▶ [Work to be completed] In the listing below, identify each line with the word "上面的词语中" and return those lines.

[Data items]
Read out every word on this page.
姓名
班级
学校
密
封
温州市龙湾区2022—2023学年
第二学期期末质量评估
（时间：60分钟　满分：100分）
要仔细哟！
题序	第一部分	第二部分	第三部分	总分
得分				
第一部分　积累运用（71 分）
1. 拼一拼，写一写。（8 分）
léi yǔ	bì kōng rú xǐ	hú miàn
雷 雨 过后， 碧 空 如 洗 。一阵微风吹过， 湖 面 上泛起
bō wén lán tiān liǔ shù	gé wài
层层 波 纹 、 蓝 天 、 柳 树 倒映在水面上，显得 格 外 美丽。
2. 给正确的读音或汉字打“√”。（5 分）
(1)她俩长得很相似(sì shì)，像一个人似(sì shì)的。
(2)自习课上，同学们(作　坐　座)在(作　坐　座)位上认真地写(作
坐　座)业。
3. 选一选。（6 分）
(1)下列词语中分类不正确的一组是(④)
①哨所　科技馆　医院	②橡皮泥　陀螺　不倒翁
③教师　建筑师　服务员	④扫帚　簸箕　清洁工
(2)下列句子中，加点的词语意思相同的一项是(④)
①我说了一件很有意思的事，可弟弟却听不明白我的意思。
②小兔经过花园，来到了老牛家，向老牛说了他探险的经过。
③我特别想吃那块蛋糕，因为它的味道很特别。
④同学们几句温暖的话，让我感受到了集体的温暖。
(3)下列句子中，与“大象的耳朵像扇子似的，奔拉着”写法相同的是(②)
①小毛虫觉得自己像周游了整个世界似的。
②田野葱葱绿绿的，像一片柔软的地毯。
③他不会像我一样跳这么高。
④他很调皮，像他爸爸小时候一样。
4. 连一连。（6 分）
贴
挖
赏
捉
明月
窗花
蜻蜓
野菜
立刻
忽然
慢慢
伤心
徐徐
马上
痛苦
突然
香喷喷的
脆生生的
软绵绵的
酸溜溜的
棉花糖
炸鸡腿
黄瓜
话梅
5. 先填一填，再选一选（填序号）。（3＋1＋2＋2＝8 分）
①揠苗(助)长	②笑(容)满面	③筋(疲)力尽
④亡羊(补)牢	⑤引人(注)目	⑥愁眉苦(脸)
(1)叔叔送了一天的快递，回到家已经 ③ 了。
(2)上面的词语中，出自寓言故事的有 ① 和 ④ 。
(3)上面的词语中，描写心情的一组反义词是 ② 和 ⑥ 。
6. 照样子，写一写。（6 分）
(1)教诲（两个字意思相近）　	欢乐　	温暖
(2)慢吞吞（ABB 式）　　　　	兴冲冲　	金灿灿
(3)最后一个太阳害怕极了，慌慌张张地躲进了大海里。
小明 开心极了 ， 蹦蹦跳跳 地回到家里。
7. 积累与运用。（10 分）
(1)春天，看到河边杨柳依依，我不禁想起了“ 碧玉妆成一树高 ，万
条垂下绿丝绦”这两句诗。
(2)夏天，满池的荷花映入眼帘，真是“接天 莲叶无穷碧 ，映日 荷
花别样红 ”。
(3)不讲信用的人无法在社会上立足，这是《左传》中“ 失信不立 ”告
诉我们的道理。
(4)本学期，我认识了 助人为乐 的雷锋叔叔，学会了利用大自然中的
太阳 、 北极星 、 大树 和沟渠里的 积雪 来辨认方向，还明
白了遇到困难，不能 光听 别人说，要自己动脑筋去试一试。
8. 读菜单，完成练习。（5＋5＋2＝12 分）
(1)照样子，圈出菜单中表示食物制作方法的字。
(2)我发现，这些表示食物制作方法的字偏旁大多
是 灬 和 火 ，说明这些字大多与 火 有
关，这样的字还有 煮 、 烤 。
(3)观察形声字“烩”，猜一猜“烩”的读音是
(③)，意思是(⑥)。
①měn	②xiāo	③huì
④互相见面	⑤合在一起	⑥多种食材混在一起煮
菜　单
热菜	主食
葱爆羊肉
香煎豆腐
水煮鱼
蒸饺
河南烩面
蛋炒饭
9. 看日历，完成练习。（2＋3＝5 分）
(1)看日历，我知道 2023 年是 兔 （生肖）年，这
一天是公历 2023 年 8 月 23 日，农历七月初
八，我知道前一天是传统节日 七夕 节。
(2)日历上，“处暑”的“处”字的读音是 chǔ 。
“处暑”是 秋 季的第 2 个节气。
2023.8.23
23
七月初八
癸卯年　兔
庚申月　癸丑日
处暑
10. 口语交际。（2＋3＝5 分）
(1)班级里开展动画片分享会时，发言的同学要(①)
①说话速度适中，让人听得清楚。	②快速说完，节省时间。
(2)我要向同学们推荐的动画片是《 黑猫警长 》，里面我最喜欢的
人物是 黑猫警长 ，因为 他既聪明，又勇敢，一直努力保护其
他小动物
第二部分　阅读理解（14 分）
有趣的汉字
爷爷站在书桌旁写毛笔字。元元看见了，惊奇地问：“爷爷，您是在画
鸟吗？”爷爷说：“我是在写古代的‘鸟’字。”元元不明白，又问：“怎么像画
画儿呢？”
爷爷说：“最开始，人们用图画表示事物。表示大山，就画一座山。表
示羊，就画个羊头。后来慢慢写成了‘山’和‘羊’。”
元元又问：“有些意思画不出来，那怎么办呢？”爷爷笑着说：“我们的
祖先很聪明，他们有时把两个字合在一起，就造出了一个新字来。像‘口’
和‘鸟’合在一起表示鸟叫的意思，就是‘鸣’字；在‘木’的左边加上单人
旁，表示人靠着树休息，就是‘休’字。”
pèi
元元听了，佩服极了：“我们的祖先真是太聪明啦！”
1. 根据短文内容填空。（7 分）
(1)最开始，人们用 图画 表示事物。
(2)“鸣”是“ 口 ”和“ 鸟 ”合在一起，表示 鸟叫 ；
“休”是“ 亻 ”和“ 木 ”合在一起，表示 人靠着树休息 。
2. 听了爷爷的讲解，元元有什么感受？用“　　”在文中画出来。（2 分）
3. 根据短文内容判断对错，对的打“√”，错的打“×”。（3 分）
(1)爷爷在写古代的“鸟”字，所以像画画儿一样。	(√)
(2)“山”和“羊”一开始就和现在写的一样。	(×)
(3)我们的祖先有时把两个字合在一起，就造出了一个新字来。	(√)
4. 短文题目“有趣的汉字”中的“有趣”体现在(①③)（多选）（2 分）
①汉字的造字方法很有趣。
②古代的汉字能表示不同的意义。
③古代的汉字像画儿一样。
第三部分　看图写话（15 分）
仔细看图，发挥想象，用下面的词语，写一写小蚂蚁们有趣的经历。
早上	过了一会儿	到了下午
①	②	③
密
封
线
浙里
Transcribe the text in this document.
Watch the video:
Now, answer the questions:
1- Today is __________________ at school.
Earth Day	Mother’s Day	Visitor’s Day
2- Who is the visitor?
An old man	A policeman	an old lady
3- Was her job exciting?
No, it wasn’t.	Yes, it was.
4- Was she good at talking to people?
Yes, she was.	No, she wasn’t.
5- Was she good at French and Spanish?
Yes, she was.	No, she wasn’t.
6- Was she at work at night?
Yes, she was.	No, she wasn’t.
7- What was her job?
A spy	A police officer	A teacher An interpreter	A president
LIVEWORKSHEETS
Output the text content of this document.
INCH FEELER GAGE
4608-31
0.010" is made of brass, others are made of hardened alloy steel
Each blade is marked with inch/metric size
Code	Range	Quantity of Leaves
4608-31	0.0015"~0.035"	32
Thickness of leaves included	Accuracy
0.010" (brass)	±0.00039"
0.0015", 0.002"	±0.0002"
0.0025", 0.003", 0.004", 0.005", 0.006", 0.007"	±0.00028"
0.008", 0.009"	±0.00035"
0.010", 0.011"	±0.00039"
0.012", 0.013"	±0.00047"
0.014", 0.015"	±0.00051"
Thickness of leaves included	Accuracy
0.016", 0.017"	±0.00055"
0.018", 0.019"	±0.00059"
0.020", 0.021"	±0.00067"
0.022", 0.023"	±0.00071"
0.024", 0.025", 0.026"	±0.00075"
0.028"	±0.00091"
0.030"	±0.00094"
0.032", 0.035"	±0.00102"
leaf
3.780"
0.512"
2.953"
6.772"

▶ [Written response]
(2)上面的词语中，出自寓言故事的有 ① 和 ④ 。
(3)上面的词语中，描写心情的一组反义词是 ② 和 ⑥ 。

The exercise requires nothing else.